Input records:
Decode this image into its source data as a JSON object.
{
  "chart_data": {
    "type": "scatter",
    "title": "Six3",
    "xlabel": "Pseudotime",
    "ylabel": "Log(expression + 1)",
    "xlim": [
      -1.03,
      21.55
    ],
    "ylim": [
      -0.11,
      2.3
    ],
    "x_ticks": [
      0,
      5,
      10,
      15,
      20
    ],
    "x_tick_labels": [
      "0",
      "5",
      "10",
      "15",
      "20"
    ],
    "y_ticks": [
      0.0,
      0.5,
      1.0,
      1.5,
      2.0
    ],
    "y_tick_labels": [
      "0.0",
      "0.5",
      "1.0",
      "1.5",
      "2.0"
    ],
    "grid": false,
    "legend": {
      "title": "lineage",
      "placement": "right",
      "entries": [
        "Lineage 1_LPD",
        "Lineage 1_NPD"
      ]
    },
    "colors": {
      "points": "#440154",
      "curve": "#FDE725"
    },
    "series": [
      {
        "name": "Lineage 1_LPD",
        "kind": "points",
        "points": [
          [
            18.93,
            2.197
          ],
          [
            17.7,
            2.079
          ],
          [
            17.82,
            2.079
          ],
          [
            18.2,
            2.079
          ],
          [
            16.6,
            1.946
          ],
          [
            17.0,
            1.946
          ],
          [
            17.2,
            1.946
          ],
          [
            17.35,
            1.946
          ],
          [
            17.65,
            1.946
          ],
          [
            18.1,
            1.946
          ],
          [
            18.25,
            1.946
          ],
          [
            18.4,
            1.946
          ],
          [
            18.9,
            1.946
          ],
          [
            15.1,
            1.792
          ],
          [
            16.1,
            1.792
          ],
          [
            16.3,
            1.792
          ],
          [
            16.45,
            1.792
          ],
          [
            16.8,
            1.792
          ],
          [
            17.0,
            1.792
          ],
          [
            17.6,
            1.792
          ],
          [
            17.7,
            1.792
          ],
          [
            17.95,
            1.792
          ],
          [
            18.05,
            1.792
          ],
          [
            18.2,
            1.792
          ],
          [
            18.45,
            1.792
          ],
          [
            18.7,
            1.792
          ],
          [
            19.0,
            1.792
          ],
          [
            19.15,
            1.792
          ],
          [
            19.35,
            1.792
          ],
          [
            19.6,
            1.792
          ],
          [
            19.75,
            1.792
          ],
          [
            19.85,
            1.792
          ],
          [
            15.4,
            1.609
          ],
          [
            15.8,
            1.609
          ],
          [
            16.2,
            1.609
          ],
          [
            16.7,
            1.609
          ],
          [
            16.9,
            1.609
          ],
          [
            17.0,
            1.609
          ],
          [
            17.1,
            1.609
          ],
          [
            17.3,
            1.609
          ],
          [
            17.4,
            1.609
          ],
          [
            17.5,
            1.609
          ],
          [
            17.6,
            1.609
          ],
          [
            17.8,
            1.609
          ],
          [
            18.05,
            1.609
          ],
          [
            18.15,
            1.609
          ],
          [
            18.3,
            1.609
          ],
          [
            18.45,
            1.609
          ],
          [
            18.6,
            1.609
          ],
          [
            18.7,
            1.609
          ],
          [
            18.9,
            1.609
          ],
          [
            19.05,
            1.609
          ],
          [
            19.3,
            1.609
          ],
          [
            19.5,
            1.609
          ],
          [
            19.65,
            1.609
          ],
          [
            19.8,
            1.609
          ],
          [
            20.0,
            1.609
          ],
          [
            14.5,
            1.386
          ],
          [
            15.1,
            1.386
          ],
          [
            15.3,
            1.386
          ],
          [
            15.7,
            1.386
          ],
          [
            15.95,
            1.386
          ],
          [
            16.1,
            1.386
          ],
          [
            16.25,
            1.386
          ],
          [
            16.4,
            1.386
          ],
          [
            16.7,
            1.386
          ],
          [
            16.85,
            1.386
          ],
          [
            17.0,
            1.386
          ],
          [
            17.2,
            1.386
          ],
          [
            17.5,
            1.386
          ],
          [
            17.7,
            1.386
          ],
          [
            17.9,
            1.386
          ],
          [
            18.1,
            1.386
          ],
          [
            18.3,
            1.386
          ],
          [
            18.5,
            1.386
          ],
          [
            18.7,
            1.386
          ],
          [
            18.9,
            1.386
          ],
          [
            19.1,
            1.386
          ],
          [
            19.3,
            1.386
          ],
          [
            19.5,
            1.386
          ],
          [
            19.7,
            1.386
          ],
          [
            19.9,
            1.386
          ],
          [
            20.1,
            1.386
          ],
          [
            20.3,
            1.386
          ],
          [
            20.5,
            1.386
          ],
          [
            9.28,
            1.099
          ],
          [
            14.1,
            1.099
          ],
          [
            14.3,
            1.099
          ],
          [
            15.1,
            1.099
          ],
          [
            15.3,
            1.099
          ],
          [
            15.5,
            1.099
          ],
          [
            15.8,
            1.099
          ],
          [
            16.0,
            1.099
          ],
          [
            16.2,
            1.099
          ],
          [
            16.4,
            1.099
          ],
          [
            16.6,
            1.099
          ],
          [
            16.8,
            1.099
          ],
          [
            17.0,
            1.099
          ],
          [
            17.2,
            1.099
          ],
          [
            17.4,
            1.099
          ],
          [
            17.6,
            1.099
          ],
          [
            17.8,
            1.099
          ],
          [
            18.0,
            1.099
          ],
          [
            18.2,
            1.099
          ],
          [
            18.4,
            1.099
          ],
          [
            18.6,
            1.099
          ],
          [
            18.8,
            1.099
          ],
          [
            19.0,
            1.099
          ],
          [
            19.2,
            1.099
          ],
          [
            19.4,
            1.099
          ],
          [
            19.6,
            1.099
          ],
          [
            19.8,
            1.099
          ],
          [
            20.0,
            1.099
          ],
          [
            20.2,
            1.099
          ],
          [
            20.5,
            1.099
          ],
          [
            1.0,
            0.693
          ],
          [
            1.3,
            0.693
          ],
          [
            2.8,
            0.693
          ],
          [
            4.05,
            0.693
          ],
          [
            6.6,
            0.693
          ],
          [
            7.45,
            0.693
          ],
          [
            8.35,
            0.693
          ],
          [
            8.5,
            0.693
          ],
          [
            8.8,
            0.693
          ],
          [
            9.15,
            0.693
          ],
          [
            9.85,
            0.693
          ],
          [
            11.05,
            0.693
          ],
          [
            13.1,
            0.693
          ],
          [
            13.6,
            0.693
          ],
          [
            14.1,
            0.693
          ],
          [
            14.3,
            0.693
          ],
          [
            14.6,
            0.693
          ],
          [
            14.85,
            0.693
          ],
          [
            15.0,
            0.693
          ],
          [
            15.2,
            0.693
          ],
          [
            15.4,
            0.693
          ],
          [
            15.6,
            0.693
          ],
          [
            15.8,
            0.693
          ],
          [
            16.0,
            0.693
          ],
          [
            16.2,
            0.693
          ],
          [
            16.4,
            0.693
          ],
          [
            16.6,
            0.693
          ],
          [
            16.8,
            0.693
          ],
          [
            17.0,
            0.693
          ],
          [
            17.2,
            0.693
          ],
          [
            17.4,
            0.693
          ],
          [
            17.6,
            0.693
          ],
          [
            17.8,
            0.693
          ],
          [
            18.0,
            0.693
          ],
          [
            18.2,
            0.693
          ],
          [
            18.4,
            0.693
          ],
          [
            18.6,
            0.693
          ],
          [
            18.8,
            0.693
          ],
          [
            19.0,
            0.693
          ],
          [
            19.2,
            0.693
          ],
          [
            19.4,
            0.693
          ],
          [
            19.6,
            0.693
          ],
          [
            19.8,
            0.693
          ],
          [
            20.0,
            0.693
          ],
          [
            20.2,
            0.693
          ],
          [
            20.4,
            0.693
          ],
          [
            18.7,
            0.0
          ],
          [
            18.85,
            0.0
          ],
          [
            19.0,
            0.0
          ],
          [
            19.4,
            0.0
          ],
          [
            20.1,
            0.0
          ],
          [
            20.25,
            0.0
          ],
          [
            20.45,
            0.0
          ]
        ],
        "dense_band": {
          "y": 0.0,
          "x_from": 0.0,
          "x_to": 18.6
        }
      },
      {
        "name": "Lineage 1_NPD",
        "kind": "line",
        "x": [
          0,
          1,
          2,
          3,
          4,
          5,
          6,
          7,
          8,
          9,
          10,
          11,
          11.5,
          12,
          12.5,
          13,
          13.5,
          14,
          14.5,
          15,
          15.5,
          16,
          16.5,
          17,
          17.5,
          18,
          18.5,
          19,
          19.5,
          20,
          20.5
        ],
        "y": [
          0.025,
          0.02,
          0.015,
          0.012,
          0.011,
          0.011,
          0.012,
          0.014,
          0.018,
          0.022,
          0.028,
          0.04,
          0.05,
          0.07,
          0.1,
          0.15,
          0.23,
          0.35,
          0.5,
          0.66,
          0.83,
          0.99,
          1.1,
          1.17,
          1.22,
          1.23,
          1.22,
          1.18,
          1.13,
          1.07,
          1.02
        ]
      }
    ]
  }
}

Given request: List each line holding the string "name".

The output:
        "name": "Lineage 1_LPD",
        "name": "Lineage 1_NPD",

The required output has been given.